## Task to carry out
Make an exact copy of the entries below.

▼

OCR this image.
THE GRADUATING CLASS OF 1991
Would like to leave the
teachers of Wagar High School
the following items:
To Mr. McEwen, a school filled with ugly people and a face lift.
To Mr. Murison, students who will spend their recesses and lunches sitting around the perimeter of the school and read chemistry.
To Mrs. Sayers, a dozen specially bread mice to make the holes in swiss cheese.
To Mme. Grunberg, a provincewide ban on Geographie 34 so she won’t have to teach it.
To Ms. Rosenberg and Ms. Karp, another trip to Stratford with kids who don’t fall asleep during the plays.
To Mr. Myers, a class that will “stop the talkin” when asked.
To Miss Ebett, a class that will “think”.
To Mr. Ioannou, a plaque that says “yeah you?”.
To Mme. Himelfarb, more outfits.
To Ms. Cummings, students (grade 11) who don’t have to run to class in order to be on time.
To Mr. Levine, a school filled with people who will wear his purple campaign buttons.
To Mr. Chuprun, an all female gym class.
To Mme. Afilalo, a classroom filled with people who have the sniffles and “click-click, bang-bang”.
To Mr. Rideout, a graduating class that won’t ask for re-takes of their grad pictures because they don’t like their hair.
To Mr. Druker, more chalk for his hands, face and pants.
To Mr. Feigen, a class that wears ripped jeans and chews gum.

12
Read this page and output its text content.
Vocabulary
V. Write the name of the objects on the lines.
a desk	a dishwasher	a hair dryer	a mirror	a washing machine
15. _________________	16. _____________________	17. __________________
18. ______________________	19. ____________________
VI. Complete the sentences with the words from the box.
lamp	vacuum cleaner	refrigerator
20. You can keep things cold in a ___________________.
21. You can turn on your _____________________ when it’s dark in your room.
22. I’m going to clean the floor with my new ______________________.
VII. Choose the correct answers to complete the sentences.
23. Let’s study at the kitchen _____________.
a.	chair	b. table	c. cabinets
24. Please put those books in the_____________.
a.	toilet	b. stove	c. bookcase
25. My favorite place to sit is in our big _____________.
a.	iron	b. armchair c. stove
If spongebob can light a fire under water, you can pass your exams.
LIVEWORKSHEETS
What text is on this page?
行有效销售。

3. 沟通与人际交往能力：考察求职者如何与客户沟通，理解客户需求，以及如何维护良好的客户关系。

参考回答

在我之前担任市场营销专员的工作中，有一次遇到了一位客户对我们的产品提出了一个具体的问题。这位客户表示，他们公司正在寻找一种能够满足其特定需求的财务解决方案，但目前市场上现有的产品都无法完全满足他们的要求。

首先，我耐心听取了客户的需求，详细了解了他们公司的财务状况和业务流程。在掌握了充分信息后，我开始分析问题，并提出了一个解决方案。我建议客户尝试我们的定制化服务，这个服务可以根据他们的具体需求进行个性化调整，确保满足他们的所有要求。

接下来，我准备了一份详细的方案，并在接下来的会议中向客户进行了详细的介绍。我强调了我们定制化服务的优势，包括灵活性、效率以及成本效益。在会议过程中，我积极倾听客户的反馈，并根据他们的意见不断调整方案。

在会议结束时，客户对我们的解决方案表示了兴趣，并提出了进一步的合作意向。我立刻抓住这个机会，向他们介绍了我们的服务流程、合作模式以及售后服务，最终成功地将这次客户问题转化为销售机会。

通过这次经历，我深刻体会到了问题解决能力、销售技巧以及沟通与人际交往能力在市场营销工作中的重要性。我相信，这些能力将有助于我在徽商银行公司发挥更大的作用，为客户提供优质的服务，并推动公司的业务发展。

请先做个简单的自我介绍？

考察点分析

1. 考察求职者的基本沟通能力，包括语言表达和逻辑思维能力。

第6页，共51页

▲

## Exercise result
OCR this image.
THE GRADUATING CLASS OF 1991
Would like to leave the
teachers of Wagar High School
the following items:
To Mr. McEwen, a school filled with ugly people and a face lift.
To Mr. Murison, students who will spend their recesses and lunches sitting around the perimeter of the school and read chemistry.
To Mrs. Sayers, a dozen specially bread mice to make the holes in swiss cheese.
To Mme. Grunberg, a provincewide ban on Geographie 34 so she won’t have to teach it.
To Ms. Rosenberg and Ms. Karp, another trip to Stratford with kids who don’t fall asleep during the plays.
To Mr. Myers, a class that will “stop the talkin” when asked.
To Miss Ebett, a class that will “think”.
To Mr. Ioannou, a plaque that says “yeah you?”.
To Mme. Himelfarb, more outfits.
To Ms. Cummings, students (grade 11) who don’t have to run to class in order to be on time.
To Mr. Levine, a school filled with people who will wear his purple campaign buttons.
To Mr. Chuprun, an all female gym class.
To Mme. Afilalo, a classroom filled with people who have the sniffles and “click-click, bang-bang”.
To Mr. Rideout, a graduating class that won’t ask for re-takes of their grad pictures because they don’t like their hair.
To Mr. Druker, more chalk for his hands, face and pants.
To Mr. Feigen, a class that wears ripped jeans and chews gum.

12
Read this page and output its text content.
Vocabulary
V. Write the name of the objects on the lines.
a desk	a dishwasher	a hair dryer	a mirror	a washing machine
15. _________________	16. _____________________	17. __________________
18. ______________________	19. ____________________
VI. Complete the sentences with the words from the box.
lamp	vacuum cleaner	refrigerator
20. You can keep things cold in a ___________________.
21. You can turn on your _____________________ when it’s dark in your room.
22. I’m going to clean the floor with my new ______________________.
VII. Choose the correct answers to complete the sentences.
23. Let’s study at the kitchen _____________.
a.	chair	b. table	c. cabinets
24. Please put those books in the_____________.
a.	toilet	b. stove	c. bookcase
25. My favorite place to sit is in our big _____________.
a.	iron	b. armchair c. stove
If spongebob can light a fire under water, you can pass your exams.
LIVEWORKSHEETS
What text is on this page?
行有效销售。

3. 沟通与人际交往能力：考察求职者如何与客户沟通，理解客户需求，以及如何维护良好的客户关系。

参考回答

在我之前担任市场营销专员的工作中，有一次遇到了一位客户对我们的产品提出了一个具体的问题。这位客户表示，他们公司正在寻找一种能够满足其特定需求的财务解决方案，但目前市场上现有的产品都无法完全满足他们的要求。

首先，我耐心听取了客户的需求，详细了解了他们公司的财务状况和业务流程。在掌握了充分信息后，我开始分析问题，并提出了一个解决方案。我建议客户尝试我们的定制化服务，这个服务可以根据他们的具体需求进行个性化调整，确保满足他们的所有要求。

接下来，我准备了一份详细的方案，并在接下来的会议中向客户进行了详细的介绍。我强调了我们定制化服务的优势，包括灵活性、效率以及成本效益。在会议过程中，我积极倾听客户的反馈，并根据他们的意见不断调整方案。

在会议结束时，客户对我们的解决方案表示了兴趣，并提出了进一步的合作意向。我立刻抓住这个机会，向他们介绍了我们的服务流程、合作模式以及售后服务，最终成功地将这次客户问题转化为销售机会。

通过这次经历，我深刻体会到了问题解决能力、销售技巧以及沟通与人际交往能力在市场营销工作中的重要性。我相信，这些能力将有助于我在徽商银行公司发挥更大的作用，为客户提供优质的服务，并推动公司的业务发展。

请先做个简单的自我介绍？

考察点分析

1. 考察求职者的基本沟通能力，包括语言表达和逻辑思维能力。

第6页，共51页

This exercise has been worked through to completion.